Task prompt:
Identify the lines that include the word "title", then copy all of them.

Records shown:
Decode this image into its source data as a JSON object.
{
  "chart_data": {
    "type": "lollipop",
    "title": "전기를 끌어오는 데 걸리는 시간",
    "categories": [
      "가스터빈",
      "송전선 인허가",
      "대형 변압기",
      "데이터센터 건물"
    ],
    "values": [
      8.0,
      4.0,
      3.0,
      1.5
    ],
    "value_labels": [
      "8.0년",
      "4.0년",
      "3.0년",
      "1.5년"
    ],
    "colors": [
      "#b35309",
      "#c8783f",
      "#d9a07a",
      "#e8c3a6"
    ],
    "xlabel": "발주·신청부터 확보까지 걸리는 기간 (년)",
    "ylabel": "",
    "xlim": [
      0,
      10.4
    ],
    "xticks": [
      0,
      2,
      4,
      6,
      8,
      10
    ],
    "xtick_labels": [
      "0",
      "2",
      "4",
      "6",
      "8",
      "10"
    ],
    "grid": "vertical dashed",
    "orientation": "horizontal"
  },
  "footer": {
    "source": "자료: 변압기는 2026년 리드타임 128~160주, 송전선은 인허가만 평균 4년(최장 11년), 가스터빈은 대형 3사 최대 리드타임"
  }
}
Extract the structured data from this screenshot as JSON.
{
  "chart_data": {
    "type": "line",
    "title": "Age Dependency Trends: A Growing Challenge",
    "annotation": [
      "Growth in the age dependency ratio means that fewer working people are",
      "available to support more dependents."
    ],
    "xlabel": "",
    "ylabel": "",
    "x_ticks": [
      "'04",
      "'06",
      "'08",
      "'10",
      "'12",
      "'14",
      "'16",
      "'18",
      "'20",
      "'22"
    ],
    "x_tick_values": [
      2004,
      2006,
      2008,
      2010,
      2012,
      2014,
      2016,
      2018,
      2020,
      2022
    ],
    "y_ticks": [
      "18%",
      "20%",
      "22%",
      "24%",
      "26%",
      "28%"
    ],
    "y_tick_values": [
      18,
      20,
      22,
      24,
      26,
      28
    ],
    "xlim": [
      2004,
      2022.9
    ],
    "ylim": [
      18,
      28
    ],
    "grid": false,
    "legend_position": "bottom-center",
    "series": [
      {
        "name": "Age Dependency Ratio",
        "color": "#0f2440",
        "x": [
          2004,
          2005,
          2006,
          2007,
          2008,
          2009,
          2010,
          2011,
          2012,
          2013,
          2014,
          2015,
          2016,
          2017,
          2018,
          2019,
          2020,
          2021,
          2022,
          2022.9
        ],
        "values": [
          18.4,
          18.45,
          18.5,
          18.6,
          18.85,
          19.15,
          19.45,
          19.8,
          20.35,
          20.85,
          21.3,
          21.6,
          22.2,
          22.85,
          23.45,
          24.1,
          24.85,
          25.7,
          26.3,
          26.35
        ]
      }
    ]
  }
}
--
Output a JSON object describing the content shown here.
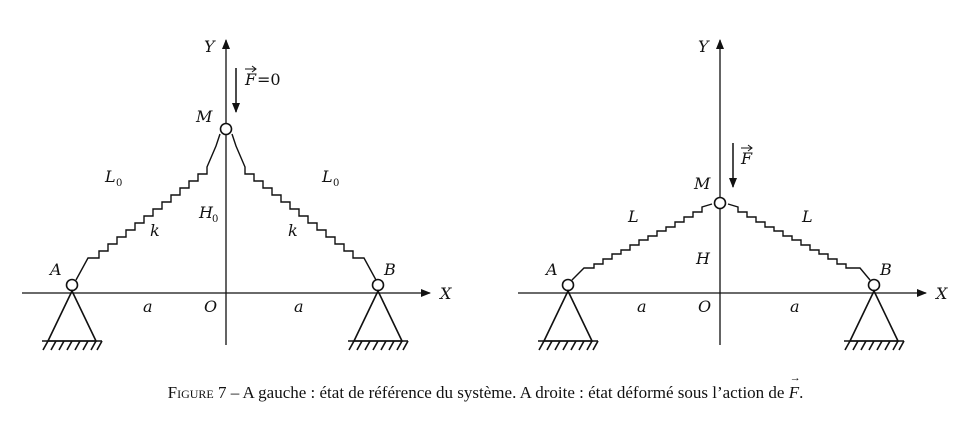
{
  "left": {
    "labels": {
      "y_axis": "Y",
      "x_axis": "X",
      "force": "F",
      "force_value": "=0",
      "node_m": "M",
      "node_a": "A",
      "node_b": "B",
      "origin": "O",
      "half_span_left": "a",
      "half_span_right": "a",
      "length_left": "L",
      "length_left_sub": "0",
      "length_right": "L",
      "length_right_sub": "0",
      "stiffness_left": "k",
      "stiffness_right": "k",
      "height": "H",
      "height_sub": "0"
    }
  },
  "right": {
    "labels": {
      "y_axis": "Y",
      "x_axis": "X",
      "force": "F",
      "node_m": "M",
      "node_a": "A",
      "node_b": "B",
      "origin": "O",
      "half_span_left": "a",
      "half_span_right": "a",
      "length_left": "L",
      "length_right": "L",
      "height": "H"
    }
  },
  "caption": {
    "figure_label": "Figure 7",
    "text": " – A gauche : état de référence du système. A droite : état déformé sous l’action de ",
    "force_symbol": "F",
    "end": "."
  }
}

Task answer:
    "title": "전기를 끌어오는 데 걸리는 시간",
    "title": "Age Dependency Trends: A Growing Challenge",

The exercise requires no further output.